===== Recorded data =====
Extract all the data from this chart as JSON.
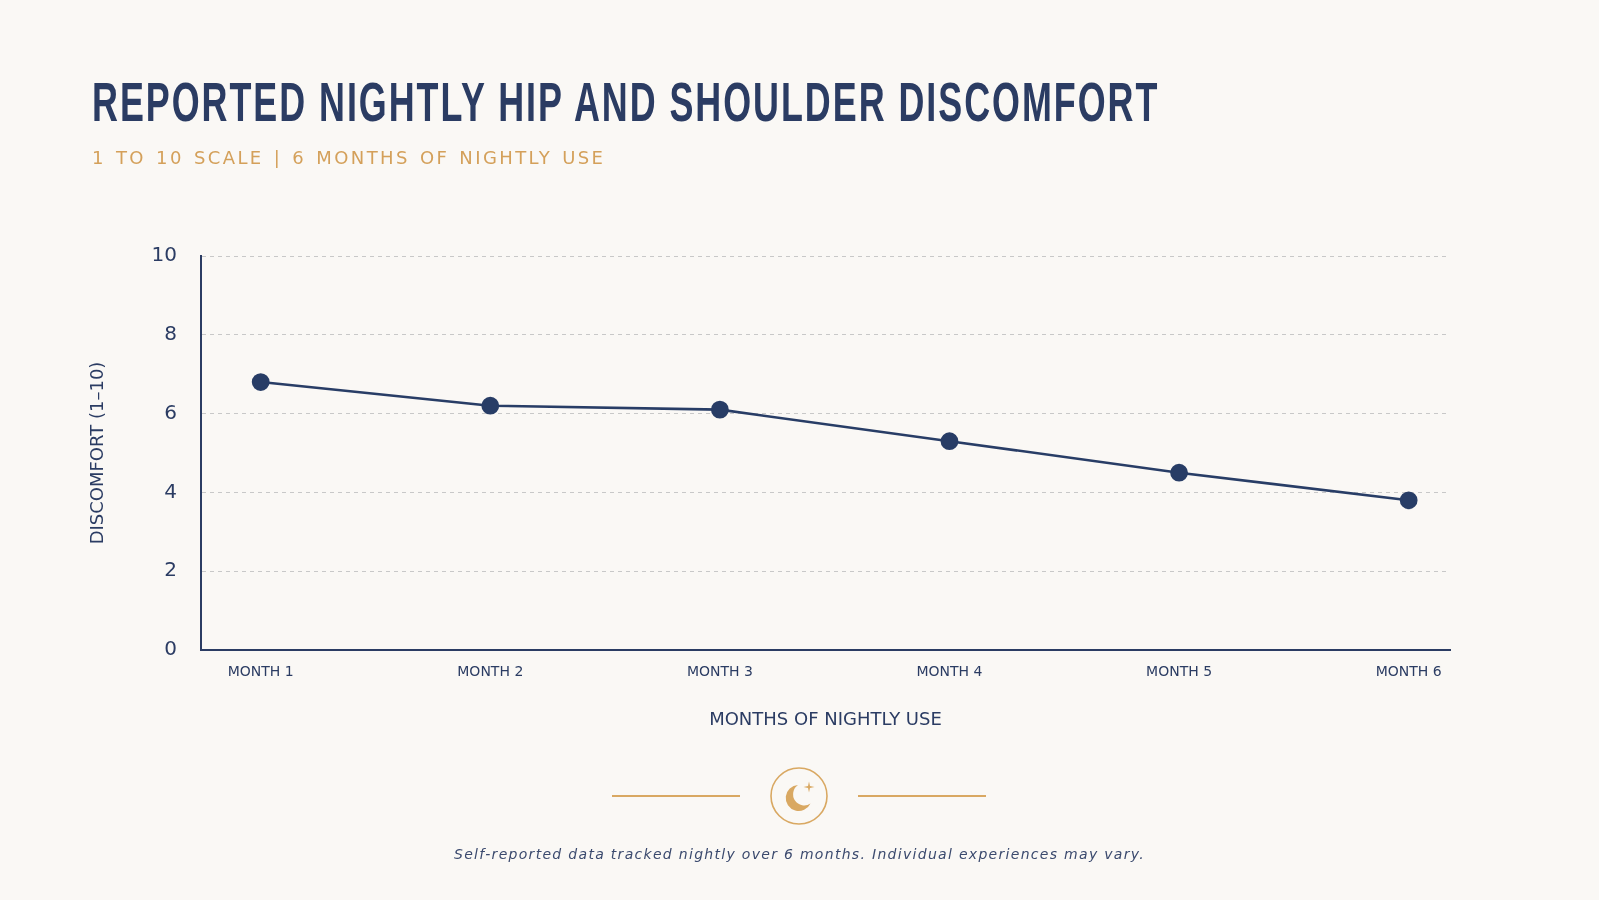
{
  "chart_data": {
    "type": "line",
    "title": "REPORTED NIGHTLY HIP AND SHOULDER DISCOMFORT",
    "subtitle": "1 TO 10 SCALE | 6 MONTHS OF NIGHTLY USE",
    "xlabel": "MONTHS OF NIGHTLY USE",
    "ylabel": "DISCOMFORT (1–10)",
    "categories": [
      "MONTH 1",
      "MONTH 2",
      "MONTH 3",
      "MONTH 4",
      "MONTH 5",
      "MONTH 6"
    ],
    "series": [
      {
        "color": "#283d66",
        "values": [
          6.8,
          6.2,
          6.1,
          5.3,
          4.5,
          3.8
        ]
      }
    ],
    "ylim": [
      0,
      10
    ],
    "yticks": [
      0,
      2,
      4,
      6,
      8,
      10
    ],
    "grid": "y",
    "marker": "circle",
    "line_style": "solid",
    "annotations": [
      "Self-reported data tracked nightly over 6 months. Individual experiences may vary."
    ]
  }
}
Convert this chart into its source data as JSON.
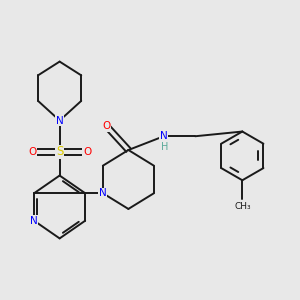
{
  "background_color": "#e8e8e8",
  "bond_color": "#1a1a1a",
  "atom_colors": {
    "N": "#0000ff",
    "O": "#ff0000",
    "S": "#ddcc00",
    "H": "#5aaa99",
    "C": "#1a1a1a"
  },
  "lw": 1.4,
  "fs": 7.5
}
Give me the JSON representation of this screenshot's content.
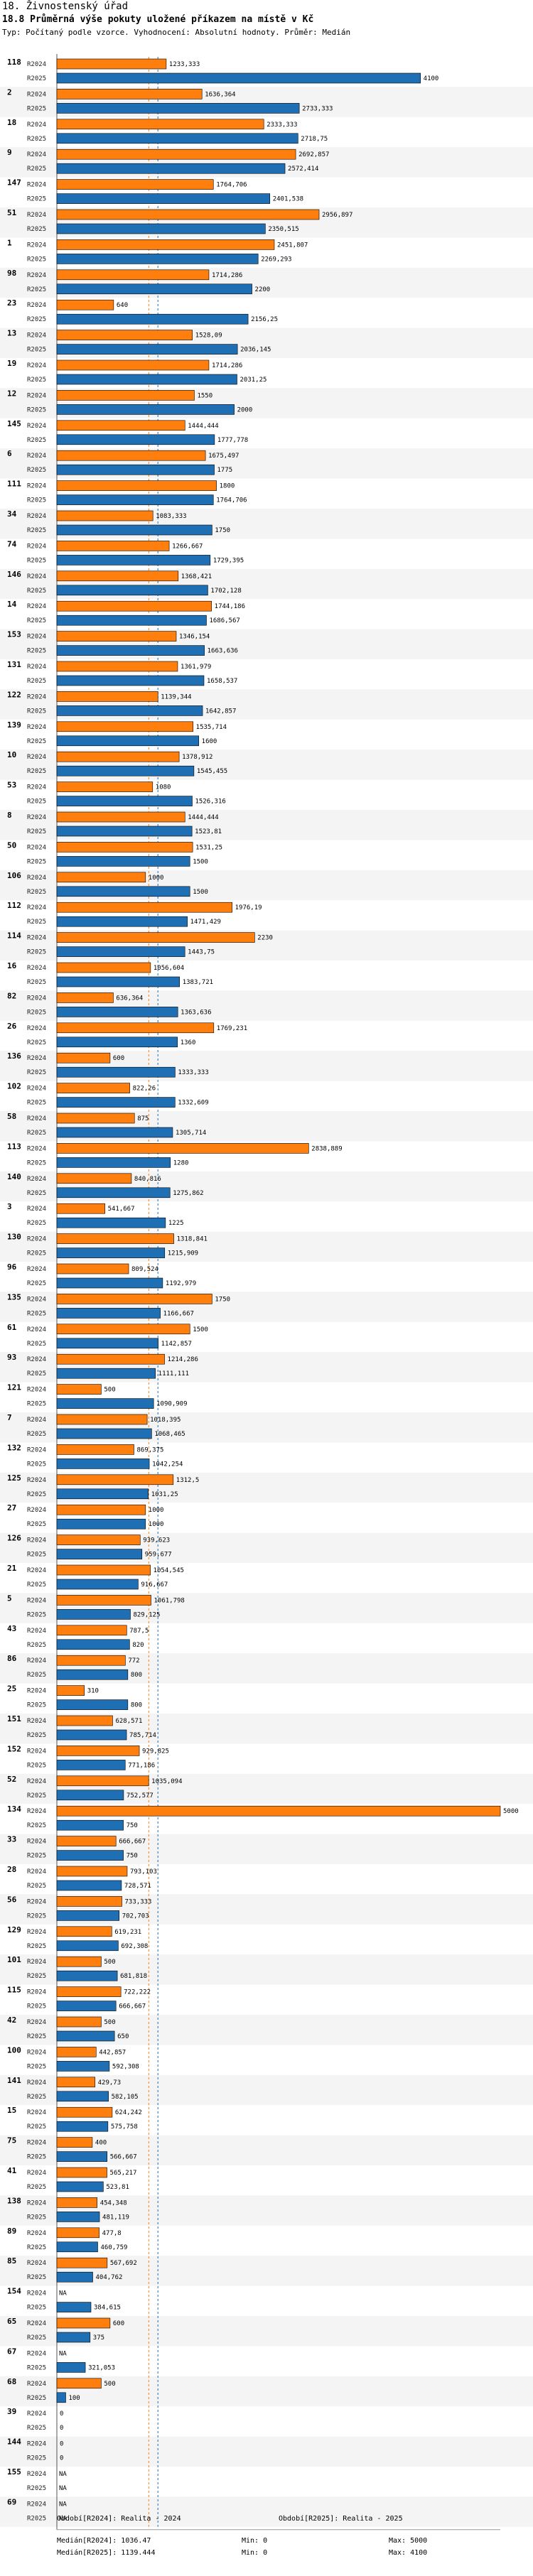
=====
(Exercise):
Output only the lines from the line that contains "Convert this chart" through the end of the material, both ends included, and skip every picture.

(Correct result):
Convert this chart into its source data as JSON.
{
  "background_color": "#e8e8e8",
  "bond_color": "#1a1a1a",
  "atom_colors": {
    "N": "#0000ff",
    "O": "#ff0000",
    "S": "#ddcc00",
    "H": "#5aaa99",
    "C": "#1a1a1a"
  },
  "lw": 1.4,
  "fs": 7.5
}
Give me the JSON representation of this screenshot's content.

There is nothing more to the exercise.